* **ИСХОДНЫЕ ДАННЫЕ**:
┌────────

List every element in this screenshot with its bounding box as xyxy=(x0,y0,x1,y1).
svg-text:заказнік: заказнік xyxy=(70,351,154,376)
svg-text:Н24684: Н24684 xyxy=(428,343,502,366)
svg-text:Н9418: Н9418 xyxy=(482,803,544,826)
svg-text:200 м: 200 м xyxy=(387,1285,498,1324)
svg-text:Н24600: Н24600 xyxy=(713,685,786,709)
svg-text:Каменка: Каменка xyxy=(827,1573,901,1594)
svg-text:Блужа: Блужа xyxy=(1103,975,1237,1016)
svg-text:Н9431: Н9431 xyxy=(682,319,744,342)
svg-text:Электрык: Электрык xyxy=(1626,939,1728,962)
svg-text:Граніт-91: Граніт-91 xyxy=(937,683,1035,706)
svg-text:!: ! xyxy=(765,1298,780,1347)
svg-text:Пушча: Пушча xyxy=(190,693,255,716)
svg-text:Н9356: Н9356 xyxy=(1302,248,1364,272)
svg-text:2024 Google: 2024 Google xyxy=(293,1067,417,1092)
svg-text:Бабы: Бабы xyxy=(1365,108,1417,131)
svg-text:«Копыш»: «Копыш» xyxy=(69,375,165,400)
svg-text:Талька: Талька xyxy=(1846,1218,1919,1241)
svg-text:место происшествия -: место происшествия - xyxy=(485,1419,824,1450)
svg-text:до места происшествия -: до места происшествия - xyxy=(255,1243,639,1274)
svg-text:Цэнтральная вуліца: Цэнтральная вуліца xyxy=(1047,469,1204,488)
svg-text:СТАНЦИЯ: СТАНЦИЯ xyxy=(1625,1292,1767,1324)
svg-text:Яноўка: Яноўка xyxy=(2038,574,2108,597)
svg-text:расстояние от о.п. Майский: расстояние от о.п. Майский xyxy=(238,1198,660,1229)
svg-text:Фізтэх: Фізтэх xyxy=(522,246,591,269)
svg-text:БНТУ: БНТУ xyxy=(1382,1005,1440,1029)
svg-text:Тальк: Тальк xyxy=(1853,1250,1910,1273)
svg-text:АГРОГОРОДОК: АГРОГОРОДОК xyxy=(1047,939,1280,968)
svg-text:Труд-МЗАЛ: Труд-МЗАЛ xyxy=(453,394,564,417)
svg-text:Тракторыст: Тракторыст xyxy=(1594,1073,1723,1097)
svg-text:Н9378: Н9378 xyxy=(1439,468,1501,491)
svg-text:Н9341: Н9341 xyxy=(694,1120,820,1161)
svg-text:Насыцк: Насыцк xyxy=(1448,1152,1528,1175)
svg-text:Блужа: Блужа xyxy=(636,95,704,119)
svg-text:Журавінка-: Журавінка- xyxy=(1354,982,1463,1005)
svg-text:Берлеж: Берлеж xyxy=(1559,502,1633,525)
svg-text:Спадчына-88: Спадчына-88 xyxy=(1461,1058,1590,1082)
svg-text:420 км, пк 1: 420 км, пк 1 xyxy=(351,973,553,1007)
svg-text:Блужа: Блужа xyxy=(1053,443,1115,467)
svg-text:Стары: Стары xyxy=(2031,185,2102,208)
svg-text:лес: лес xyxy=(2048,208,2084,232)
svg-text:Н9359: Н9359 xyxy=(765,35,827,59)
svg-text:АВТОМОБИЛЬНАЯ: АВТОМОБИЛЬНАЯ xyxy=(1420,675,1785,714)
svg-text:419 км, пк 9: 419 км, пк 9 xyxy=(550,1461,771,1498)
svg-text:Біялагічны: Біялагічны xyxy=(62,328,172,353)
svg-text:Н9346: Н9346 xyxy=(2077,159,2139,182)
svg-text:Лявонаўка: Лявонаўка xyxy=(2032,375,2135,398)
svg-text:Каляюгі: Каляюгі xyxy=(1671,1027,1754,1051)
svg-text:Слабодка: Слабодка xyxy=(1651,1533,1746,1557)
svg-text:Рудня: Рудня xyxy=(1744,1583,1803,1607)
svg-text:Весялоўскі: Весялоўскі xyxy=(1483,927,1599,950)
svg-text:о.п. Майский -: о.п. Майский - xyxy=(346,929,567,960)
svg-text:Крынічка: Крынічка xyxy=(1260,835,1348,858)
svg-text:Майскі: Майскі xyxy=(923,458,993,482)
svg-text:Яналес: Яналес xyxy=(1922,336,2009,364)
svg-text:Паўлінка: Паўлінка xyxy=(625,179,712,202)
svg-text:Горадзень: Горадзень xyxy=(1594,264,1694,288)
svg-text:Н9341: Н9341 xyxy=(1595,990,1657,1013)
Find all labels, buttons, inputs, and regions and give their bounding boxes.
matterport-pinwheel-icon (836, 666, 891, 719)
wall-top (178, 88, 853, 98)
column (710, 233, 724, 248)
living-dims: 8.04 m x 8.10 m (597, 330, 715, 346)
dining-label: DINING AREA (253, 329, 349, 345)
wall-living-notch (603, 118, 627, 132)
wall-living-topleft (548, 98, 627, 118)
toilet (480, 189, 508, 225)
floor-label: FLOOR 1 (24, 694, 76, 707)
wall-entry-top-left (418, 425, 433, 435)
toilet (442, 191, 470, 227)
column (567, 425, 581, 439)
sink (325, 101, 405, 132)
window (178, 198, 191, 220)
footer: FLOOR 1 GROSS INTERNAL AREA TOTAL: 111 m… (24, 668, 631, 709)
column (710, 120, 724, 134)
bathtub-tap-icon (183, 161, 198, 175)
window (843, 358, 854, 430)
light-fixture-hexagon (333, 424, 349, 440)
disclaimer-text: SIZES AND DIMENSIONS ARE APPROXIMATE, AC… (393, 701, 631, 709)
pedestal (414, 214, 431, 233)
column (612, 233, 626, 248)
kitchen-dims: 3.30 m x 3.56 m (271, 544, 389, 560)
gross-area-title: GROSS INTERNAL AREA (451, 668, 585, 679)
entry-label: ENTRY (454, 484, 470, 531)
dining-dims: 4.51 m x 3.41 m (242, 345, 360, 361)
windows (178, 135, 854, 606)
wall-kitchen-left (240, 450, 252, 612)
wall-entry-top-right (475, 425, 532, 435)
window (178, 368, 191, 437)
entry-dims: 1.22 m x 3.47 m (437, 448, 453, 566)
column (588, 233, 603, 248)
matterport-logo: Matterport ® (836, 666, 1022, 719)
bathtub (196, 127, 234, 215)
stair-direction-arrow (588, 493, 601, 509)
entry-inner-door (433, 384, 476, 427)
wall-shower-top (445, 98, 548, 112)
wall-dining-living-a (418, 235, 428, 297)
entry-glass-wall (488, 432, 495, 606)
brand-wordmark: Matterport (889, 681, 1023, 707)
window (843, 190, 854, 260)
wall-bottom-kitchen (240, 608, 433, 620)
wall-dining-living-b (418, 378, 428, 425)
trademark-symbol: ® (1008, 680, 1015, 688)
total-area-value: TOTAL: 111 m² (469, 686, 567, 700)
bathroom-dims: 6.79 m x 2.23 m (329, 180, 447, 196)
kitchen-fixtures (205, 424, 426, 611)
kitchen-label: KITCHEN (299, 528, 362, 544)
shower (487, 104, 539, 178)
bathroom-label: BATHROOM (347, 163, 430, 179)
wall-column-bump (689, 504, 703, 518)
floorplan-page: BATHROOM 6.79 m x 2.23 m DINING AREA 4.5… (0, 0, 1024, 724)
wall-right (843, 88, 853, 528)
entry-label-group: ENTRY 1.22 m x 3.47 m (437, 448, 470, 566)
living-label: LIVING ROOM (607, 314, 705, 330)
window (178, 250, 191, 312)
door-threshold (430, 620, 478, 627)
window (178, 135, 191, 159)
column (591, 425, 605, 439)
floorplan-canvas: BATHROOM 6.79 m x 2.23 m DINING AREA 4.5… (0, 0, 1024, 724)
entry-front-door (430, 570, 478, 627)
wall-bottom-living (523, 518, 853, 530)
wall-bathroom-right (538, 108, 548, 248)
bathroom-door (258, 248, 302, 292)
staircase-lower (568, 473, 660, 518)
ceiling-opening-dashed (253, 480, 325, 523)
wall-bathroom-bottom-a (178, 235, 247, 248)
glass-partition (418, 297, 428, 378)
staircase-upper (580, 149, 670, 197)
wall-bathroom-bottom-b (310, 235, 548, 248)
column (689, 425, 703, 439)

└────────

* **ТРЕБОВАНИЯ**:
Выведите нумерованным списком строки от самого начала до строки с "svg-text:!: ! xyxy=(765,1298,780,1347)" включительно, пропустив пустые.

* **РЕЗУЛЬТАТ**:
1. List every element in this screenshot with its bounding box as xyxy=(x0,y0,x1,y1).
2. svg-text:заказнік: заказнік xyxy=(70,351,154,376)
3. svg-text:Н24684: Н24684 xyxy=(428,343,502,366)
4. svg-text:Н9418: Н9418 xyxy=(482,803,544,826)
5. svg-text:200 м: 200 м xyxy=(387,1285,498,1324)
6. svg-text:Н24600: Н24600 xyxy=(713,685,786,709)
7. svg-text:Каменка: Каменка xyxy=(827,1573,901,1594)
8. svg-text:Блужа: Блужа xyxy=(1103,975,1237,1016)
9. svg-text:Н9431: Н9431 xyxy=(682,319,744,342)
10. svg-text:Электрык: Электрык xyxy=(1626,939,1728,962)
11. svg-text:Граніт-91: Граніт-91 xyxy=(937,683,1035,706)
12. svg-text:!: ! xyxy=(765,1298,780,1347)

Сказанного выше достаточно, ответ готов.